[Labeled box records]
┄┄┄┄┄┄
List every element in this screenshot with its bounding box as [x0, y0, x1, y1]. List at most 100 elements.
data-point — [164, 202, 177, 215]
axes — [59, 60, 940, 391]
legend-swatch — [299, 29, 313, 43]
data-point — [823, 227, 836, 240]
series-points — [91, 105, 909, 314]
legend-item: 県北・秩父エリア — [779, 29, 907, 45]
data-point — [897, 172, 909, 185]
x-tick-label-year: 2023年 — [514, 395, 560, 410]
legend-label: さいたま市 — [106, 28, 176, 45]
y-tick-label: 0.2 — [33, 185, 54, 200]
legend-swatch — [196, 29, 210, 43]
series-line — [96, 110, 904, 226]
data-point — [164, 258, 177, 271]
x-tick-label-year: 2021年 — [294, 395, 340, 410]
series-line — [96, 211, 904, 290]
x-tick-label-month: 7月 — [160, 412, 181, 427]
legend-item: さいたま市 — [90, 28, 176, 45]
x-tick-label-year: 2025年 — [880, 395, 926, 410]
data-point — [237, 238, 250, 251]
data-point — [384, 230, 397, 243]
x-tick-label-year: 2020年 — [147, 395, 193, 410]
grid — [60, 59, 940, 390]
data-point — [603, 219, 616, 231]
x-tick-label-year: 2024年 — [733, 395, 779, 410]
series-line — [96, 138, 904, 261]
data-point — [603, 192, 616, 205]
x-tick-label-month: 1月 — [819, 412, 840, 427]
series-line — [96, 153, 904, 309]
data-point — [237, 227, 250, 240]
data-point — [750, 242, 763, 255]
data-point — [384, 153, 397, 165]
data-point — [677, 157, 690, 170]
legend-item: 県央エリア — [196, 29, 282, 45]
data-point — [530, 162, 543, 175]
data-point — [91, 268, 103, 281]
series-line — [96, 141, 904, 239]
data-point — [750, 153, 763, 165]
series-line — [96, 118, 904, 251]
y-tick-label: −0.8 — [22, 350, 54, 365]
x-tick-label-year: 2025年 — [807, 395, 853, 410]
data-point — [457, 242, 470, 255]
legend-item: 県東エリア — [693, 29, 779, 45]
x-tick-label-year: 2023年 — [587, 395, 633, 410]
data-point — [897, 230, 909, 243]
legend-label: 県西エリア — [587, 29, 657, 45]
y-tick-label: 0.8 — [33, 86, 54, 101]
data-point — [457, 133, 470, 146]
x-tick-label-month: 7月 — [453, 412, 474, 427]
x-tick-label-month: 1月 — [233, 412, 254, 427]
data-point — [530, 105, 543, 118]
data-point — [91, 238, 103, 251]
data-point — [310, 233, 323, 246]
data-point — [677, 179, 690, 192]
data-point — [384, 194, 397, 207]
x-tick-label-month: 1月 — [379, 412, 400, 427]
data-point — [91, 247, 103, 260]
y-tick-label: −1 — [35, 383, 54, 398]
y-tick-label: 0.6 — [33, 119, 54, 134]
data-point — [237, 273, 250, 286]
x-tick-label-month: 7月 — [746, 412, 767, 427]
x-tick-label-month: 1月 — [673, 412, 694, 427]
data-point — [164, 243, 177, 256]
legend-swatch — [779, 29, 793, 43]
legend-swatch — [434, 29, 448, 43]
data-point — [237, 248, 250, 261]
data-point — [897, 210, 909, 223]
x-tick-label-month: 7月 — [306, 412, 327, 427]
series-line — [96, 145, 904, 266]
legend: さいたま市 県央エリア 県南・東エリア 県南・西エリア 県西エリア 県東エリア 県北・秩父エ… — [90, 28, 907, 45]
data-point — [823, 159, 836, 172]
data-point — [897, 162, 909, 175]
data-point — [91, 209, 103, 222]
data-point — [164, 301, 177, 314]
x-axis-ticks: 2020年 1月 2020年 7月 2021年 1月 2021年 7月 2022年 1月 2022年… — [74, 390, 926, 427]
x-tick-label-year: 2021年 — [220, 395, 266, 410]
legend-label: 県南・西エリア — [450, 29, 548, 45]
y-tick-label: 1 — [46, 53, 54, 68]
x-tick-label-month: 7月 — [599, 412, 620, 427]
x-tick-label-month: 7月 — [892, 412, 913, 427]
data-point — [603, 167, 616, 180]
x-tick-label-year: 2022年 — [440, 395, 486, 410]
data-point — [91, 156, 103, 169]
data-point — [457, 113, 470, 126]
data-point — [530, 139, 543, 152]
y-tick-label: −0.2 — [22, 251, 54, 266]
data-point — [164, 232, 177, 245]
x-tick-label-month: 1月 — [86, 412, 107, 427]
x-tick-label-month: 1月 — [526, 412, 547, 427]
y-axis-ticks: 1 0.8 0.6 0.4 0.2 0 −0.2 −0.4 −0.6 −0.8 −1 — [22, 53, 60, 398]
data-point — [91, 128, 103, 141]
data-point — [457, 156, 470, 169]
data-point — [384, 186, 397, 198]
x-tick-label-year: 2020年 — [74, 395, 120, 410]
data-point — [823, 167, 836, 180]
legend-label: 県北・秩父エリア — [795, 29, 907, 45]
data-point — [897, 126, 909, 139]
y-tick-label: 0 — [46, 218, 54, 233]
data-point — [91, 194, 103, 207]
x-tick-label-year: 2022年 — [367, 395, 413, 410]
┄┄┄┄┄┄
Directive: Copy out every line of the data above verbatim, preserving each character without alteration.

Complete response:
List every element in this screenshot with its bounding box as [x0, y0, x1, y1]. List at most 100 elements.
data-point — [164, 202, 177, 215]
axes — [59, 60, 940, 391]
legend-swatch — [299, 29, 313, 43]
data-point — [823, 227, 836, 240]
series-points — [91, 105, 909, 314]
legend-item: 県北・秩父エリア — [779, 29, 907, 45]
data-point — [897, 172, 909, 185]
x-tick-label-year: 2023年 — [514, 395, 560, 410]
legend-label: さいたま市 — [106, 28, 176, 45]
y-tick-label: 0.2 — [33, 185, 54, 200]
legend-swatch — [196, 29, 210, 43]
series-line — [96, 110, 904, 226]
data-point — [164, 258, 177, 271]
x-tick-label-year: 2021年 — [294, 395, 340, 410]
series-line — [96, 211, 904, 290]
x-tick-label-month: 7月 — [160, 412, 181, 427]
legend-item: さいたま市 — [90, 28, 176, 45]
x-tick-label-year: 2025年 — [880, 395, 926, 410]
data-point — [237, 238, 250, 251]
data-point — [384, 230, 397, 243]
x-tick-label-year: 2020年 — [147, 395, 193, 410]
grid — [60, 59, 940, 390]
data-point — [603, 219, 616, 231]
x-tick-label-year: 2024年 — [733, 395, 779, 410]
series-line — [96, 138, 904, 261]
data-point — [603, 192, 616, 205]
x-tick-label-month: 1月 — [819, 412, 840, 427]
series-line — [96, 153, 904, 309]
data-point — [237, 227, 250, 240]
data-point — [750, 242, 763, 255]
data-point — [384, 153, 397, 165]
data-point — [677, 157, 690, 170]
legend-item: 県央エリア — [196, 29, 282, 45]
data-point — [530, 162, 543, 175]
data-point — [91, 268, 103, 281]
series-line — [96, 141, 904, 239]
data-point — [750, 153, 763, 165]
series-line — [96, 118, 904, 251]
y-tick-label: −0.8 — [22, 350, 54, 365]
x-tick-label-year: 2025年 — [807, 395, 853, 410]
data-point — [457, 242, 470, 255]
legend-item: 県東エリア — [693, 29, 779, 45]
x-tick-label-year: 2023年 — [587, 395, 633, 410]
data-point — [897, 230, 909, 243]
legend-label: 県西エリア — [587, 29, 657, 45]
y-tick-label: 0.8 — [33, 86, 54, 101]
data-point — [457, 133, 470, 146]
x-tick-label-month: 7月 — [453, 412, 474, 427]
x-tick-label-month: 1月 — [233, 412, 254, 427]
data-point — [530, 105, 543, 118]
data-point — [91, 238, 103, 251]
data-point — [310, 233, 323, 246]
data-point — [677, 179, 690, 192]
data-point — [384, 194, 397, 207]
x-tick-label-month: 1月 — [379, 412, 400, 427]
data-point — [91, 247, 103, 260]
y-tick-label: −1 — [35, 383, 54, 398]
y-tick-label: 0.6 — [33, 119, 54, 134]
data-point — [237, 273, 250, 286]
x-tick-label-month: 7月 — [746, 412, 767, 427]
x-tick-label-month: 1月 — [673, 412, 694, 427]
data-point — [164, 243, 177, 256]
legend-swatch — [779, 29, 793, 43]
legend-swatch — [434, 29, 448, 43]
data-point — [237, 248, 250, 261]
data-point — [897, 210, 909, 223]
x-tick-label-month: 7月 — [306, 412, 327, 427]
series-line — [96, 145, 904, 266]
legend: さいたま市 県央エリア 県南・東エリア 県南・西エリア 県西エリア 県東エリア 県北・秩父エ… — [90, 28, 907, 45]
data-point — [823, 159, 836, 172]
data-point — [897, 162, 909, 175]
data-point — [91, 209, 103, 222]
data-point — [164, 301, 177, 314]
x-axis-ticks: 2020年 1月 2020年 7月 2021年 1月 2021年 7月 2022年 1月 2022年… — [74, 390, 926, 427]
x-tick-label-year: 2021年 — [220, 395, 266, 410]
legend-label: 県南・西エリア — [450, 29, 548, 45]
y-tick-label: 1 — [46, 53, 54, 68]
x-tick-label-month: 7月 — [599, 412, 620, 427]
x-tick-label-month: 7月 — [892, 412, 913, 427]
data-point — [603, 167, 616, 180]
x-tick-label-year: 2022年 — [440, 395, 486, 410]
data-point — [91, 156, 103, 169]
data-point — [457, 113, 470, 126]
data-point — [530, 139, 543, 152]
y-tick-label: −0.2 — [22, 251, 54, 266]
data-point — [164, 232, 177, 245]
x-tick-label-month: 1月 — [86, 412, 107, 427]
x-tick-label-month: 1月 — [526, 412, 547, 427]
y-axis-ticks: 1 0.8 0.6 0.4 0.2 0 −0.2 −0.4 −0.6 −0.8 −1 — [22, 53, 60, 398]
data-point — [91, 128, 103, 141]
data-point — [457, 156, 470, 169]
data-point — [384, 186, 397, 198]
x-tick-label-year: 2020年 — [74, 395, 120, 410]
data-point — [823, 167, 836, 180]
legend-label: 県北・秩父エリア — [795, 29, 907, 45]
data-point — [897, 126, 909, 139]
y-tick-label: 0 — [46, 218, 54, 233]
data-point — [91, 194, 103, 207]
x-tick-label-year: 2022年 — [367, 395, 413, 410]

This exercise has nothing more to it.